:: Exercise goal ::
Reproduce the listing word for word. Skip any image.

(Dataset records on visual material)
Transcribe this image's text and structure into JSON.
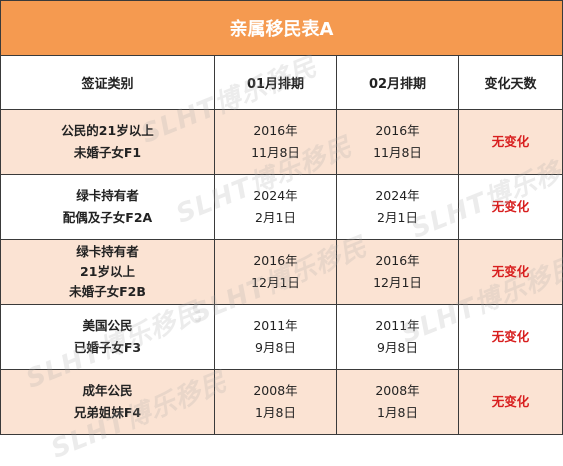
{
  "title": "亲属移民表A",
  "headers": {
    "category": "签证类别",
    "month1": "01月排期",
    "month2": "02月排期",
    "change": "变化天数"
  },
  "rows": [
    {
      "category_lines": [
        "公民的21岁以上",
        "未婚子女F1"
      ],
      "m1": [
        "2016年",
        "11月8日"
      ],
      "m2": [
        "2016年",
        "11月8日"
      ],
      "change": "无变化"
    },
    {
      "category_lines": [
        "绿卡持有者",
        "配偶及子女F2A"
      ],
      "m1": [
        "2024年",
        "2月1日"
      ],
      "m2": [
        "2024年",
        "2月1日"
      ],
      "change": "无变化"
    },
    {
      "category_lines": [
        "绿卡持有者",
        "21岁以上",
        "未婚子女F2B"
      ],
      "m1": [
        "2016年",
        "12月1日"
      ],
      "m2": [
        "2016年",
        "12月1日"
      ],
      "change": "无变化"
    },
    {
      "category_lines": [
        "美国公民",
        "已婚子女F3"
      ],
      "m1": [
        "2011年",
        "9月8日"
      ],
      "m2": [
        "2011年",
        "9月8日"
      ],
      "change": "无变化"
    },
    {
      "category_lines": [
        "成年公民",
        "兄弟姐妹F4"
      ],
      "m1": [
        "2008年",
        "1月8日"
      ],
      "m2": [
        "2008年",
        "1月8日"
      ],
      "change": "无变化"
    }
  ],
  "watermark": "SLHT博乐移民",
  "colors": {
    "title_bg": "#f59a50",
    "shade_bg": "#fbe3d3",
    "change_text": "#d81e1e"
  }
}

:: Written solution ::
Transcribe this image's text and structure into JSON.
{
  "title": "亲属移民表A",
  "headers": {
    "category": "签证类别",
    "month1": "01月排期",
    "month2": "02月排期",
    "change": "变化天数"
  },
  "rows": [
    {
      "category_lines": [
        "公民的21岁以上",
        "未婚子女F1"
      ],
      "m1": [
        "2016年",
        "11月8日"
      ],
      "m2": [
        "2016年",
        "11月8日"
      ],
      "change": "无变化"
    },
    {
      "category_lines": [
        "绿卡持有者",
        "配偶及子女F2A"
      ],
      "m1": [
        "2024年",
        "2月1日"
      ],
      "m2": [
        "2024年",
        "2月1日"
      ],
      "change": "无变化"
    },
    {
      "category_lines": [
        "绿卡持有者",
        "21岁以上",
        "未婚子女F2B"
      ],
      "m1": [
        "2016年",
        "12月1日"
      ],
      "m2": [
        "2016年",
        "12月1日"
      ],
      "change": "无变化"
    },
    {
      "category_lines": [
        "美国公民",
        "已婚子女F3"
      ],
      "m1": [
        "2011年",
        "9月8日"
      ],
      "m2": [
        "2011年",
        "9月8日"
      ],
      "change": "无变化"
    },
    {
      "category_lines": [
        "成年公民",
        "兄弟姐妹F4"
      ],
      "m1": [
        "2008年",
        "1月8日"
      ],
      "m2": [
        "2008年",
        "1月8日"
      ],
      "change": "无变化"
    }
  ],
  "watermark": "SLHT博乐移民",
  "colors": {
    "title_bg": "#f59a50",
    "shade_bg": "#fbe3d3",
    "change_text": "#d81e1e"
  }
}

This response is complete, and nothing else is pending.